● Kutipan Teks:
───

Selasa, 24 Maret 2015

Yuk Tuliskan Kehidupanmu!

Bismillah, udah lama juga ya tidak bersua dengan teman-teman di blog ini. Haha tepatnya udah sekitar satu bulan gue vakum dari peradaban blogger. Alasannya? Banyak! Salah satunya memang karena faktor kesibukan yang sudah semakin tak menentu, terutama di sekolah. Ya, sekolah.

Menginjak semester 8, gue mulai memasuki masa-masa terakhir perjuangan di kampus. Kali ini arena pertarungannya di tempat yang baru, suatu tempat yang megah dan besar dengan pepohonan rindang menghiasinya. Tempat kita belajar mencontek (#Eh) dan juga belajar untuk ngeles (mencari-cari alasan) ketika ketemu guru. Sesuatu yang kalian gunakan untuk mengukir kenangan moment sweet seventeen bersama teman2 kalian. Ya, suatu tempat itu kita sebut dengan istilah: Sekolah.

Tapi kali ini gue juga gak bakal bercerita dulu tentang sekolah, nanti lah akan ada porsi tersendiri untuk hal tersebut :D

Yang bakal gue bahas malem ini yaitu tentang hasil kajian gue sore tadi, yaitu: Biografi.

Seperti biasa, selasa sore selalu diagendakan anak-anak Al-Qolam untuk mengadakan Diskusi Kepenulisan (Dispen) yang bertempat di koridor ikhwan masjid Al-Furqon UPI. Kali ini narasumber kami berasal dari seorang gadis berkerudung yang sedang menjabat juga sebagai salah satu Majelis Pertimbangan Organisasi (MPO) Al-Qolam 2015. Beliau memiliki nama lengkap: Nurul Lutfia :)

Suasana diskusi kepenulisan, Selasa (24/3)
Karena dispen kali ini diadakan pada minggu keempat, maka sesuai dengan silabus yang ada kali ini Nurul mengadakan dispen khusus bertema "Bedah Karya Anggota." Adapun anggota yang beruntung di bedah karyanya yaitu: Rahma Nur Amalia, kepala divisi Pelatihan dan Bimbingan Al-Qolam. Kali ini sekali lagi Nurul menjelaskan seputar pengertian Biografi dan Autobiografi. Kenapa? Karena ternyata masih banyak yang belum mengerti pengertian dan perbedaan dari kedua istilah tersebut.

───

● Catatan anotasi tata letak:
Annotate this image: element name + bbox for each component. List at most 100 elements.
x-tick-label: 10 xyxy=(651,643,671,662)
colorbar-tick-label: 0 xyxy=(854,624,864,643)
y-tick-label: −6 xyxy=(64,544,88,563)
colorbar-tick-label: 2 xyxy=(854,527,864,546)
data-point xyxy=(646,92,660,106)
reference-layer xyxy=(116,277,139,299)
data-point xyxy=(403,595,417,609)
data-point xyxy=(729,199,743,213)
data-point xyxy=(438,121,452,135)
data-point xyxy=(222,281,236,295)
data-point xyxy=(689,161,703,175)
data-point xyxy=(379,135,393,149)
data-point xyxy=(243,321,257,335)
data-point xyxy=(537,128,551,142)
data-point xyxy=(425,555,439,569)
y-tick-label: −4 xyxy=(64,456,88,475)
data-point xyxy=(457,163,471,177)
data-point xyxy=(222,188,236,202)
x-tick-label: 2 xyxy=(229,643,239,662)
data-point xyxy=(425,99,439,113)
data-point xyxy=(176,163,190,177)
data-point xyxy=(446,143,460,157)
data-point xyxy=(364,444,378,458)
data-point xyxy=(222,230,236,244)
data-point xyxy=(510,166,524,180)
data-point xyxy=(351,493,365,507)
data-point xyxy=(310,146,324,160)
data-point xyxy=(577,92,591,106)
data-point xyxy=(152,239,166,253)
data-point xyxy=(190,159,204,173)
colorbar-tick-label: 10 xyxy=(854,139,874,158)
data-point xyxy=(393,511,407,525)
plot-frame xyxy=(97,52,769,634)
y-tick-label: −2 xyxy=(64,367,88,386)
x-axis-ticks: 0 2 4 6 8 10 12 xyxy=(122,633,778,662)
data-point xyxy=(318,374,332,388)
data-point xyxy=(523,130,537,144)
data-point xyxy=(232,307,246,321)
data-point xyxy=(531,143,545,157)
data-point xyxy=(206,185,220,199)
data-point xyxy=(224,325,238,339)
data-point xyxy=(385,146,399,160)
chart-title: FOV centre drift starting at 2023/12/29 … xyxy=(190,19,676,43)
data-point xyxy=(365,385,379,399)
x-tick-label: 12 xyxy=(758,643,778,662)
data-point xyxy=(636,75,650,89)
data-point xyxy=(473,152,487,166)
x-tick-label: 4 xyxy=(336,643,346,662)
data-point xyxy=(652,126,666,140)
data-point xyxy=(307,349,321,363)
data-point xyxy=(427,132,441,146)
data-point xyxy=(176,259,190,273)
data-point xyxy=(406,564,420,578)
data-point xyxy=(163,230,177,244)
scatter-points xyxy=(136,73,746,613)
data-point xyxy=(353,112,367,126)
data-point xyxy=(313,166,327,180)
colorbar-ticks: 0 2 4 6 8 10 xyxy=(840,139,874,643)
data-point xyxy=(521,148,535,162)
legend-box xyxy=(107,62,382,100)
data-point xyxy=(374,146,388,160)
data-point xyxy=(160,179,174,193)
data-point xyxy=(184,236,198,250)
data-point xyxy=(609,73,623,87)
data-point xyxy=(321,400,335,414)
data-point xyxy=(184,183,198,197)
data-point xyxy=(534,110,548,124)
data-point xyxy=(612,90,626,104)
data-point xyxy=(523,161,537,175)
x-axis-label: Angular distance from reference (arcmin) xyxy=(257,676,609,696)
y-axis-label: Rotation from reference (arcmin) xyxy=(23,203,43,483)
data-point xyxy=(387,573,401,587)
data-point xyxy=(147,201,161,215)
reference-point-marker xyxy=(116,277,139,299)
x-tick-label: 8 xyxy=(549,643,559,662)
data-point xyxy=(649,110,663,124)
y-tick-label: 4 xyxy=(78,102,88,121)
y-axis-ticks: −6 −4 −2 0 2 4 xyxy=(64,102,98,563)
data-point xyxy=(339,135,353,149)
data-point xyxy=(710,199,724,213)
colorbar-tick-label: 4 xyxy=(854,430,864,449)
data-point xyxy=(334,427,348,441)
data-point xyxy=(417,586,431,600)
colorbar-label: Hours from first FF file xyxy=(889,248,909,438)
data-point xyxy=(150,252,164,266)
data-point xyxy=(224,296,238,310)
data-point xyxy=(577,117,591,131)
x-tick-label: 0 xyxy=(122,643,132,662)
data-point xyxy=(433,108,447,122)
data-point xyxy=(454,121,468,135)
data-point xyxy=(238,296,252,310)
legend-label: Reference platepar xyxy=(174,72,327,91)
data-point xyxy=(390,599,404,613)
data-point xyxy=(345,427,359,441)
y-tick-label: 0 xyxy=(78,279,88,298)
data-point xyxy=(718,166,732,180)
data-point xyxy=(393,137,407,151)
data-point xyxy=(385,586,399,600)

───

● Tugas 1:
Ambil bagian dari kutipan tentang diskusi kepenulisan, mulai dengan "Tapi kali ini" dan berlanjut sampai "kepenulisan, Selasa (24/3)".
● Tugas 2:
Tolong sebutkan, menurut kutipan tentang diskusi kepenulisan, nama anggota yang karyanya dibedah pada dispen itu.

● Jawaban Benar 1:
Tapi kali ini gue juga gak bakal bercerita dulu tentang sekolah, nanti lah akan ada porsi tersendiri untuk hal tersebut :D

Yang bakal gue bahas malem ini yaitu tentang hasil kajian gue sore tadi, yaitu: Biografi.

Seperti biasa, selasa sore selalu diagendakan anak-anak Al-Qolam untuk mengadakan Diskusi Kepenulisan (Dispen) yang bertempat di koridor ikhwan masjid Al-Furqon UPI. Kali ini narasumber kami berasal dari seorang gadis berkerudung yang sedang menjabat juga sebagai salah satu Majelis Pertimbangan Organisasi (MPO) Al-Qolam 2015. Beliau memiliki nama lengkap: Nurul Lutfia :)

Suasana diskusi kepenulisan, Selasa (24/3)

● Jawaban Benar 2:
Rahma Nur Amalia.